Return each line of the listing that contains the string "which".

● Dataset entries
++++++++

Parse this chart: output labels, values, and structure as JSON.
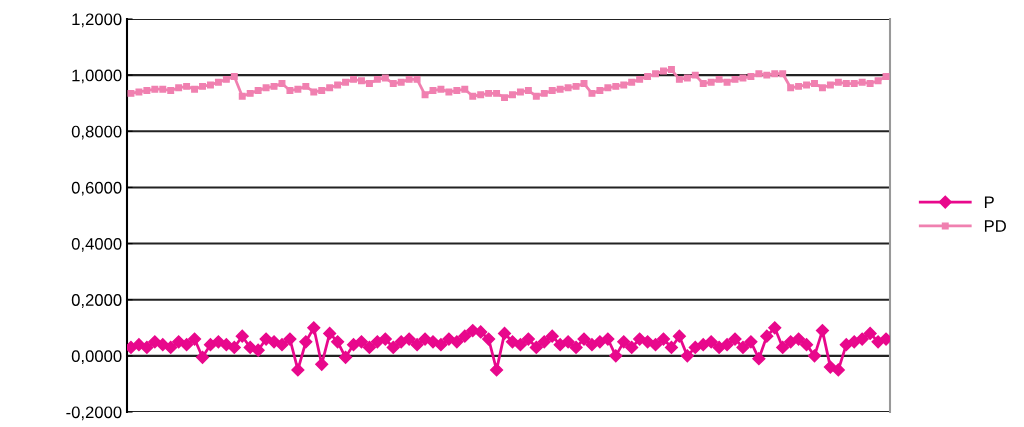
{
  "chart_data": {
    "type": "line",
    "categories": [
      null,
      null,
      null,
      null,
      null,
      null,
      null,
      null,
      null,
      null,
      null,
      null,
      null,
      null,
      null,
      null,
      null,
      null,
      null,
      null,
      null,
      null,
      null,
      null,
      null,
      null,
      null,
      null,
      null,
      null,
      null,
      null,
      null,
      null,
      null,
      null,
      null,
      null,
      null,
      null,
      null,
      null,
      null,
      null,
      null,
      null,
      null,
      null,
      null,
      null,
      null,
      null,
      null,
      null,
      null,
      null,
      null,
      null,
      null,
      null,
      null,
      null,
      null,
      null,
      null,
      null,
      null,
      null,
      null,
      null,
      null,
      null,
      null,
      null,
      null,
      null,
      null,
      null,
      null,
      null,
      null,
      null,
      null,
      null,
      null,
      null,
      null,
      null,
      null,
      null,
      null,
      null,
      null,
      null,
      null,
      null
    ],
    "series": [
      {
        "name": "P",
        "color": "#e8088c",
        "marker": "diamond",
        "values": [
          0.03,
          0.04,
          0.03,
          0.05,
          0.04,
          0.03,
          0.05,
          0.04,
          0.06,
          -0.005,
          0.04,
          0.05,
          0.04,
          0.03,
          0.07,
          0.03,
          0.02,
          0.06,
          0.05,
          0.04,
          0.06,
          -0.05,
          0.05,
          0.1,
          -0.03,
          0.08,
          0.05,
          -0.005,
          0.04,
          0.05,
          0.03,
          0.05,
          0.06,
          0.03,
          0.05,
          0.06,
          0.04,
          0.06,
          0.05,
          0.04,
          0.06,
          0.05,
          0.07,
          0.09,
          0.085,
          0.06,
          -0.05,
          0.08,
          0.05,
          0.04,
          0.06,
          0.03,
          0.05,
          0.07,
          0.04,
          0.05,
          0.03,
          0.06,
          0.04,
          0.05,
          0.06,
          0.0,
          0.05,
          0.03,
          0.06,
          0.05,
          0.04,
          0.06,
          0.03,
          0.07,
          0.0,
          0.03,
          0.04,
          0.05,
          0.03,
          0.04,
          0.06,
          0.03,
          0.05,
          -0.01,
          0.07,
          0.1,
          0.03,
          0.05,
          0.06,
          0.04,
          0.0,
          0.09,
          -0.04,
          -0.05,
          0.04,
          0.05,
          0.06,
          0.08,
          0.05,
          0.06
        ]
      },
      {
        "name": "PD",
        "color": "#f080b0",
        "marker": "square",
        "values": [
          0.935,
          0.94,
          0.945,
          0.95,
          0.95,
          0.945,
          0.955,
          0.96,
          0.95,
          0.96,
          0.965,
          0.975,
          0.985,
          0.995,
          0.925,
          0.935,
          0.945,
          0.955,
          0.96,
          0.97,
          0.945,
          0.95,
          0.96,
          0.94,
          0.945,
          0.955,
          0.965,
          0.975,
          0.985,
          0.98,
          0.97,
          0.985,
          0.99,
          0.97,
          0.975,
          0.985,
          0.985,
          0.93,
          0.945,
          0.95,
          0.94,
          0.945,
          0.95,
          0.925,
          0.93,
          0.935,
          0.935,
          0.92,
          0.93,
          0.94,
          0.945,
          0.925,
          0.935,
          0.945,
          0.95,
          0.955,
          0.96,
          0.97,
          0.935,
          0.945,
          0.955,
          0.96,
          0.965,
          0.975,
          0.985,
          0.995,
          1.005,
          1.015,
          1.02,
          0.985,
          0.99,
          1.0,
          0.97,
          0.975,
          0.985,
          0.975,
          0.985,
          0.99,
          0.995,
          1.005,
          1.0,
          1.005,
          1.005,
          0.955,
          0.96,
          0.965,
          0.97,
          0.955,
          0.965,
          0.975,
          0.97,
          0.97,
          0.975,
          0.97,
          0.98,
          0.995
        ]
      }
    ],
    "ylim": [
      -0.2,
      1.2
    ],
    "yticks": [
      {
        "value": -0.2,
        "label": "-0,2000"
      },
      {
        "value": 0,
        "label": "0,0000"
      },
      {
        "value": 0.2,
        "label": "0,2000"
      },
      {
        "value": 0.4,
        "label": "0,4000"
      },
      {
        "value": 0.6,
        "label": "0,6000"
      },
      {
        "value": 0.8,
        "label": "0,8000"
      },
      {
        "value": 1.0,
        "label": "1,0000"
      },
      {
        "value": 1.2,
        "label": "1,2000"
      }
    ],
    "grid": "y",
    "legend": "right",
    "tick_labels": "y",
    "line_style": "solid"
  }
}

++++++++

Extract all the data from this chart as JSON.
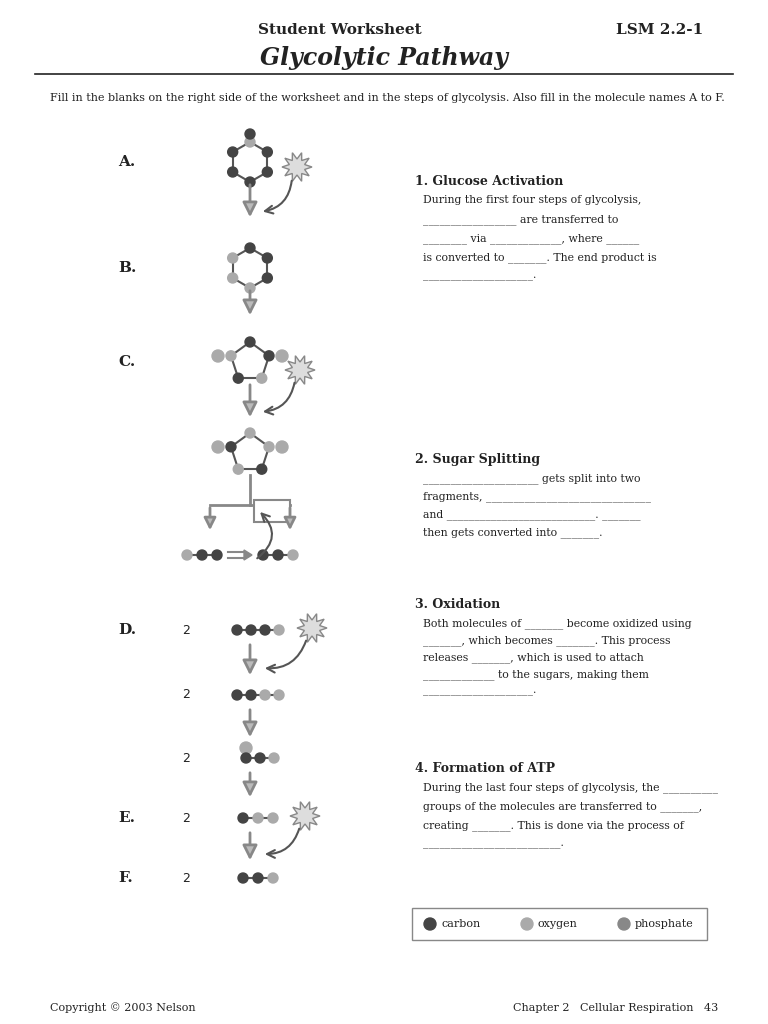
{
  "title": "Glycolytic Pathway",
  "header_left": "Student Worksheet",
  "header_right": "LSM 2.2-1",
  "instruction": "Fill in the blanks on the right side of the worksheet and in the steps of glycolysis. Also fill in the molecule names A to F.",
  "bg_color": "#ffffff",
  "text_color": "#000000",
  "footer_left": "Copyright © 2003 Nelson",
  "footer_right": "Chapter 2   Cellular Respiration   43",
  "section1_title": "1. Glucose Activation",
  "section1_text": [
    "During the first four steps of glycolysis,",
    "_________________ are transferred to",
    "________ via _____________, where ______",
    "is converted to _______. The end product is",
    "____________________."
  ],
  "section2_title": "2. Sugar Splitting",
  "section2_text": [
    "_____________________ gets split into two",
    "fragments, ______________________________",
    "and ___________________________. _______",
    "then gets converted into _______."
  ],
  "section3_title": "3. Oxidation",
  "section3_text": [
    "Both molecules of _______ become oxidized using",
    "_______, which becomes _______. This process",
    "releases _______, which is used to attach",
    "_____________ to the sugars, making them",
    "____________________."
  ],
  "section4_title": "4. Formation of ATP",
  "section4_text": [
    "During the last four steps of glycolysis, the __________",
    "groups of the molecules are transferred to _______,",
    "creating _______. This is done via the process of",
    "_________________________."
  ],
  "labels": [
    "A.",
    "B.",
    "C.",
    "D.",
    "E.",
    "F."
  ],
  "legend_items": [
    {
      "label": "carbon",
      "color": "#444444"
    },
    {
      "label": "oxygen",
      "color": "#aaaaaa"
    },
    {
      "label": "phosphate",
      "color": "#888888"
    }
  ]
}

++++++++

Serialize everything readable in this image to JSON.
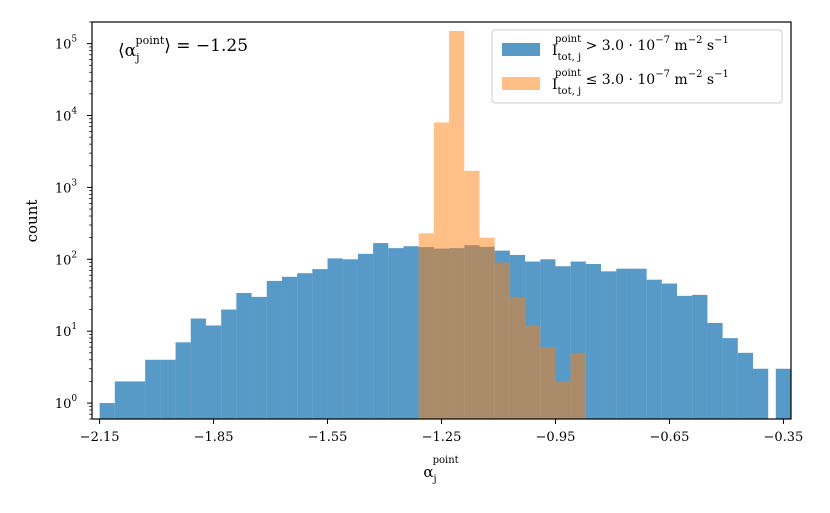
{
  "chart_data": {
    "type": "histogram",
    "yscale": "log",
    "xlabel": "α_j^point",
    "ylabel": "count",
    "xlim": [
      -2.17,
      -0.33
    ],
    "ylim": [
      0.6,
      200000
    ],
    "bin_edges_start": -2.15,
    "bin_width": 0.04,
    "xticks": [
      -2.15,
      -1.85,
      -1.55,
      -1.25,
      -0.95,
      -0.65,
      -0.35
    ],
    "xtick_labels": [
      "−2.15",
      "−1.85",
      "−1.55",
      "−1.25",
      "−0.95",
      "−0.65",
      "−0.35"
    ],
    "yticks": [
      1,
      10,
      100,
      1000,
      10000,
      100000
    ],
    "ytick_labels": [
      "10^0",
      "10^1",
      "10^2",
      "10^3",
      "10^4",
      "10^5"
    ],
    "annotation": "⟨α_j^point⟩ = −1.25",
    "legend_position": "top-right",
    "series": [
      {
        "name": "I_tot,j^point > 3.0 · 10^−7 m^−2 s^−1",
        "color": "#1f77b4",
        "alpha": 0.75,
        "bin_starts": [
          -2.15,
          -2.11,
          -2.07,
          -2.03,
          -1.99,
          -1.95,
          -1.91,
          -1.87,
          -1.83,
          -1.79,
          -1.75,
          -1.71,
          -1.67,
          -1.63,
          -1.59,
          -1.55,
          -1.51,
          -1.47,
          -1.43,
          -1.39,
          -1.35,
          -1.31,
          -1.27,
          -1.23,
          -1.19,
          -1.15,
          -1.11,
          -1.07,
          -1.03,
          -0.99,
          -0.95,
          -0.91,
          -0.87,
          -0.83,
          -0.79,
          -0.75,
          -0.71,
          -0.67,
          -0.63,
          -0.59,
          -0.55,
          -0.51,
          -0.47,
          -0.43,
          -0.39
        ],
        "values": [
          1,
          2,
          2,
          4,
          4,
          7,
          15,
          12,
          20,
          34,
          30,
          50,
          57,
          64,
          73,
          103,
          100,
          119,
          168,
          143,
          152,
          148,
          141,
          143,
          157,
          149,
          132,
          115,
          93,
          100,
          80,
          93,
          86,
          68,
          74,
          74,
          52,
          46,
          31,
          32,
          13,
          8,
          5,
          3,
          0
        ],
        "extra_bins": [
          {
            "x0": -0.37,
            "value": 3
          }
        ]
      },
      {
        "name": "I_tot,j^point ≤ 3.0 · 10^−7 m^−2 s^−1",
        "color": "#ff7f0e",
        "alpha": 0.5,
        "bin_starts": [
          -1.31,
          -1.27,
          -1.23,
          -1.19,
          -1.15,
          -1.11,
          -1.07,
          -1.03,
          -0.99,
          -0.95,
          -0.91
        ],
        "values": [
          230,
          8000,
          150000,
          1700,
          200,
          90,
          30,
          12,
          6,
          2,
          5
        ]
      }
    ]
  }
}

++++++++

● Response for this exercise
    "_______, which becomes _______. This process",
    "releases _______, which is used to attach",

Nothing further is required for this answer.